Give only the count of lines containing "particles".

Stored items from a collection
——————————
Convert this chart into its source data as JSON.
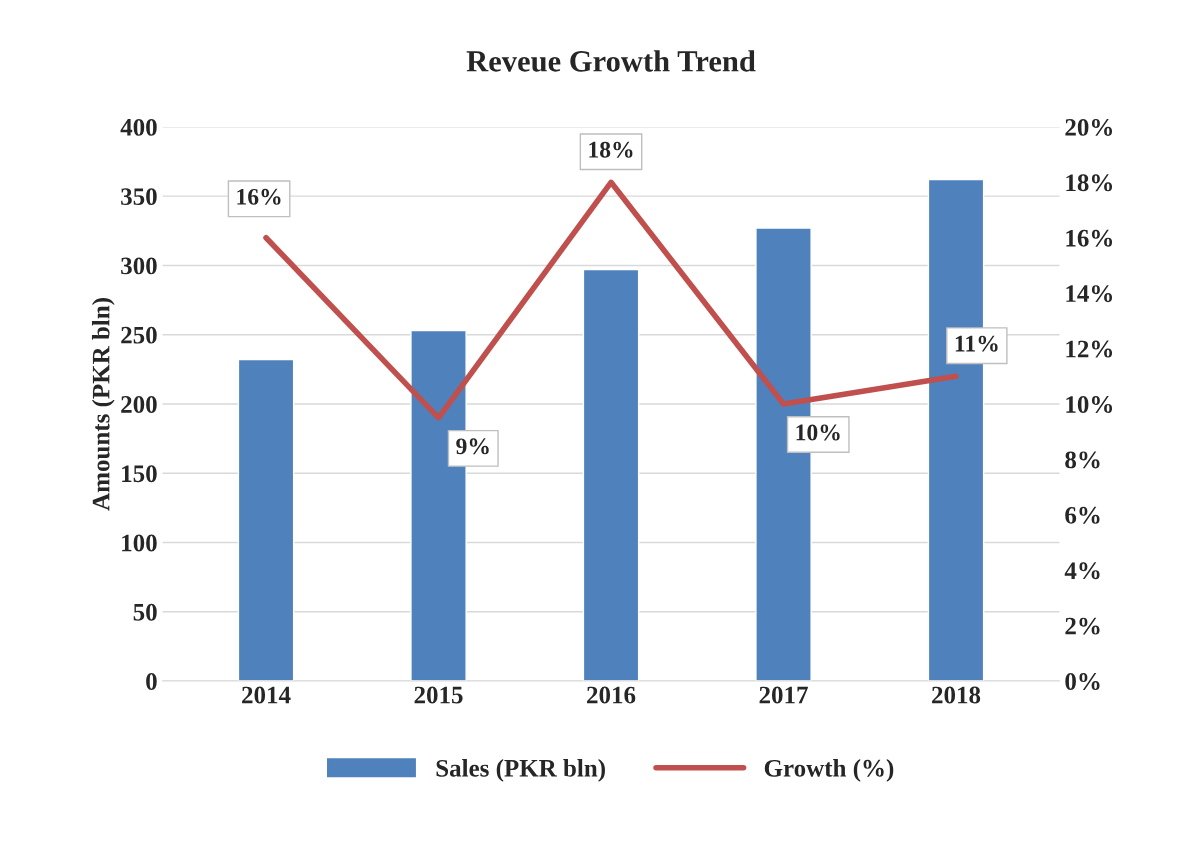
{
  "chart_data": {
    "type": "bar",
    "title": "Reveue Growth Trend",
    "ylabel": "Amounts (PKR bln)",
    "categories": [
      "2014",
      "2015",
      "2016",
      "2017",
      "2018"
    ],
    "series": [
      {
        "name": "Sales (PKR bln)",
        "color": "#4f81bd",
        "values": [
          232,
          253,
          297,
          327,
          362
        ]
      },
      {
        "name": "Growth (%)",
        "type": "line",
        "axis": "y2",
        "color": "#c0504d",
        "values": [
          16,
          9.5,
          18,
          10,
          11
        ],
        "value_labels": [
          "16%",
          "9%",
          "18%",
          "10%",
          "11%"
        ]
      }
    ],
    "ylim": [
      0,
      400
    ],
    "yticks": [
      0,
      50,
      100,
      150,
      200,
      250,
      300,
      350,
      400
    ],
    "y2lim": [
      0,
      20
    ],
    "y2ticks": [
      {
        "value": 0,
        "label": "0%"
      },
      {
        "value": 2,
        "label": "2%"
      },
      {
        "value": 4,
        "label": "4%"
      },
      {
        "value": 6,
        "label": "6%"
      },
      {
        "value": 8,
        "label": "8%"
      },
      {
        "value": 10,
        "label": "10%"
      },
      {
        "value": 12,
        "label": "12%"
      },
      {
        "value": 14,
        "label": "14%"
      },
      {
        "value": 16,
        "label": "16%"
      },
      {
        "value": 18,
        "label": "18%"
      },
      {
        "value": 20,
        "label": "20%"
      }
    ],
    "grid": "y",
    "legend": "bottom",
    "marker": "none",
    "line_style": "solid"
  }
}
——————————
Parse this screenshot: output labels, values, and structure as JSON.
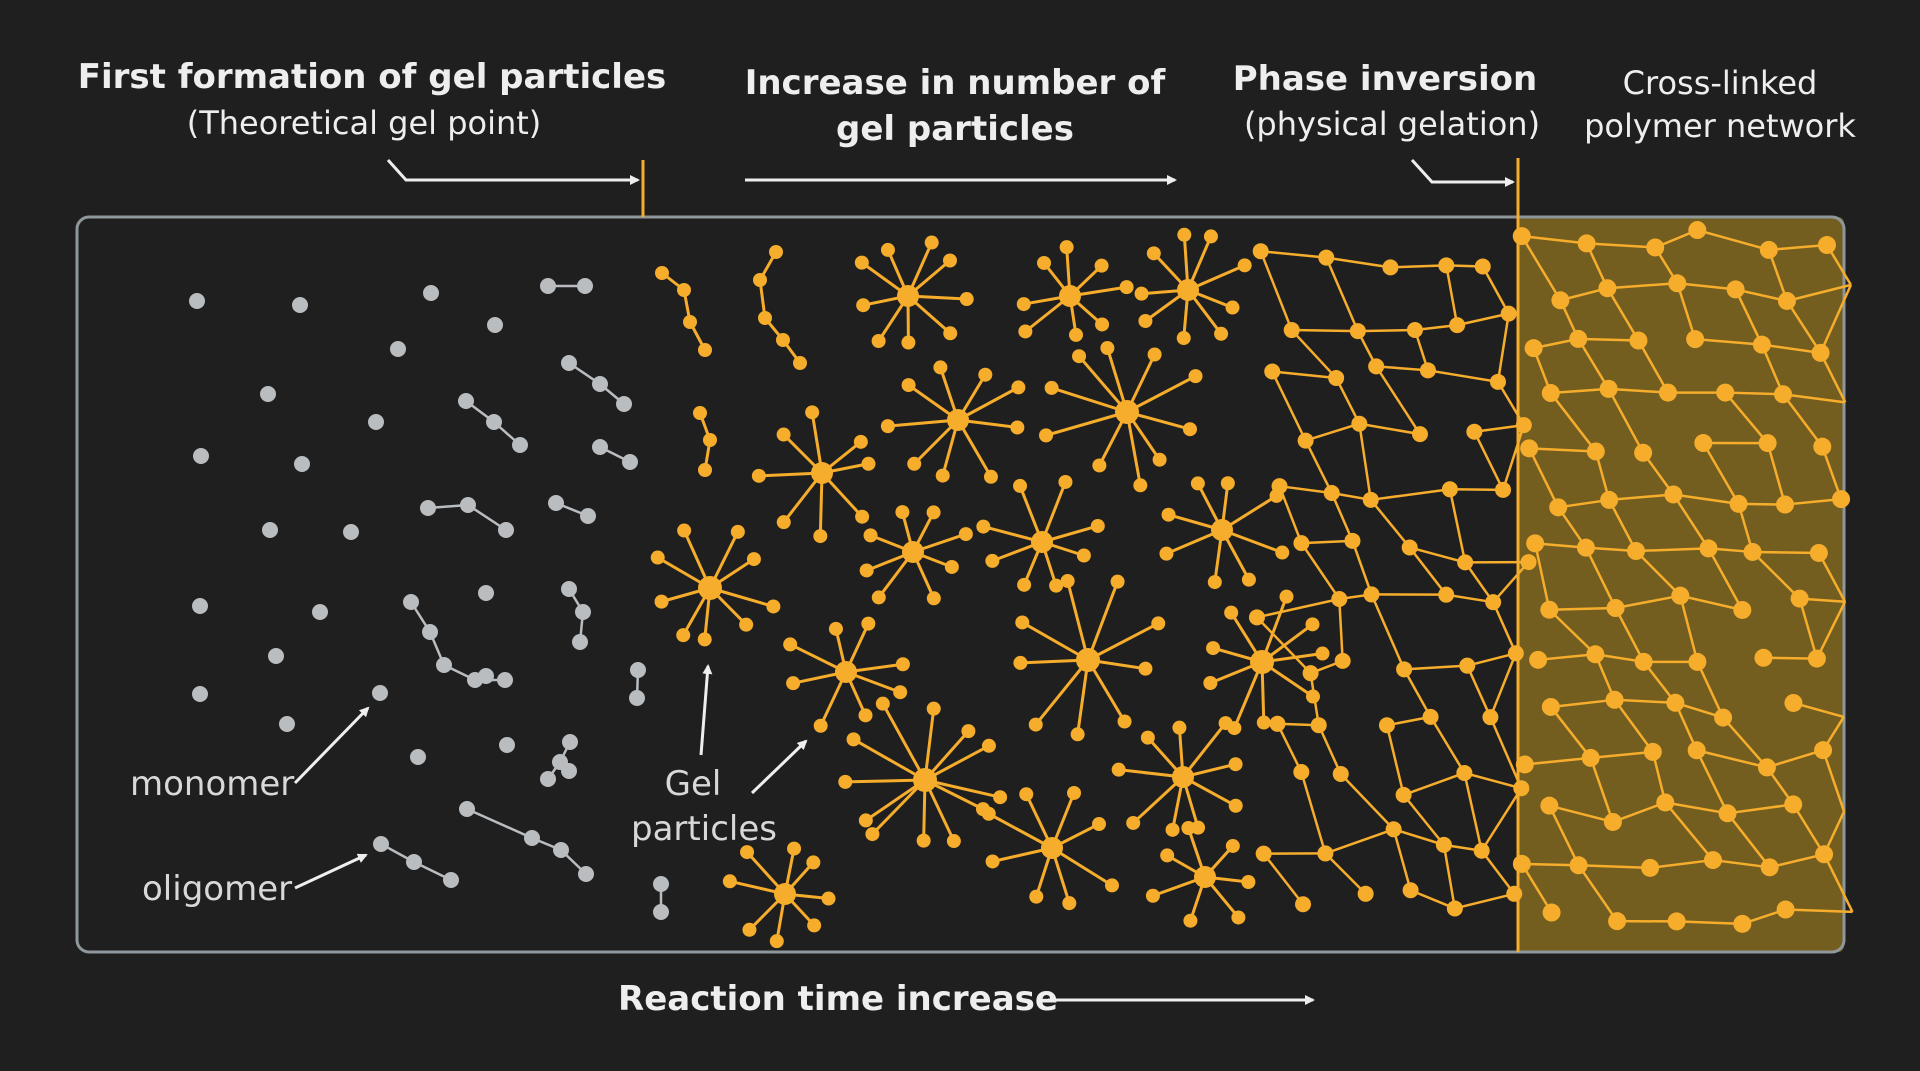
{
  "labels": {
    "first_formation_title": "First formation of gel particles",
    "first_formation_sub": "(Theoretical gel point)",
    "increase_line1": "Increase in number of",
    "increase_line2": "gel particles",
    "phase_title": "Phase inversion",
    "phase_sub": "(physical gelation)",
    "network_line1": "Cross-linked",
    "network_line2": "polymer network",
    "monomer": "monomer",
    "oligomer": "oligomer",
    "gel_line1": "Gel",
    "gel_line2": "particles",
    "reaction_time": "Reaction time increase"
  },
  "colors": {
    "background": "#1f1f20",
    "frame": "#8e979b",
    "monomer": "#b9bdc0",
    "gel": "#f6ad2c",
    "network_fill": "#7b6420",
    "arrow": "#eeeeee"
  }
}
——————————
Exercise response
3